▶ **EXERCISE**
Exclude the pictures, then repeat the remaining data exactly.

▶ **GIVEN DATA**
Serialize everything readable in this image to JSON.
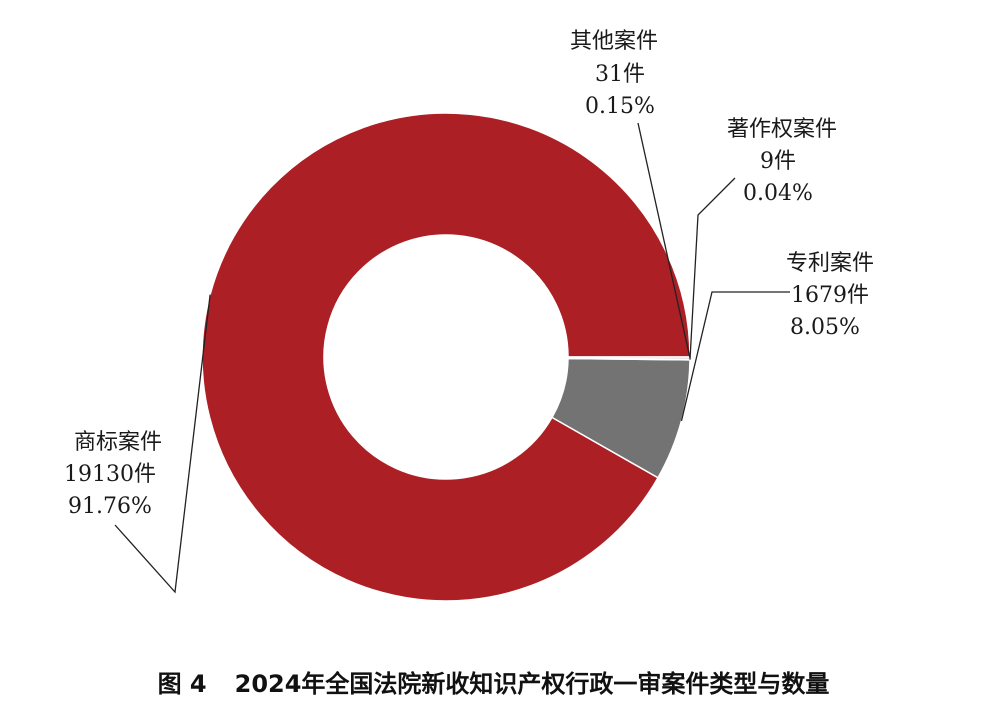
{
  "chart_data": {
    "type": "pie",
    "variant": "donut",
    "title": "2024年全国法院新收知识产权行政一审案件类型与数量",
    "figure_number": "图 4",
    "slices": [
      {
        "label": "商标案件",
        "count": 19130,
        "count_label": "19130件",
        "percent": 91.76,
        "percent_label": "91.76%",
        "color": "#ab1f25"
      },
      {
        "label": "专利案件",
        "count": 1679,
        "count_label": "1679件",
        "percent": 8.05,
        "percent_label": "8.05%",
        "color": "#737373"
      },
      {
        "label": "著作权案件",
        "count": 9,
        "count_label": "9件",
        "percent": 0.04,
        "percent_label": "0.04%",
        "color": "#1a1a1a"
      },
      {
        "label": "其他案件",
        "count": 31,
        "count_label": "31件",
        "percent": 0.15,
        "percent_label": "0.15%",
        "color": "#c8c8c8"
      }
    ],
    "start_angle_deg": 0,
    "direction": "counterclockwise",
    "slice_separator_color": "#ffffff",
    "legend": "none"
  }
}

▶ **TASK ANSWER**
Serialize everything readable in this image to JSON.
{
  "chart_data": {
    "type": "pie",
    "variant": "donut",
    "title": "2024年全国法院新收知识产权行政一审案件类型与数量",
    "figure_number": "图 4",
    "slices": [
      {
        "label": "商标案件",
        "count": 19130,
        "count_label": "19130件",
        "percent": 91.76,
        "percent_label": "91.76%",
        "color": "#ab1f25"
      },
      {
        "label": "专利案件",
        "count": 1679,
        "count_label": "1679件",
        "percent": 8.05,
        "percent_label": "8.05%",
        "color": "#737373"
      },
      {
        "label": "著作权案件",
        "count": 9,
        "count_label": "9件",
        "percent": 0.04,
        "percent_label": "0.04%",
        "color": "#1a1a1a"
      },
      {
        "label": "其他案件",
        "count": 31,
        "count_label": "31件",
        "percent": 0.15,
        "percent_label": "0.15%",
        "color": "#c8c8c8"
      }
    ],
    "start_angle_deg": 0,
    "direction": "counterclockwise",
    "slice_separator_color": "#ffffff",
    "legend": "none"
  }
}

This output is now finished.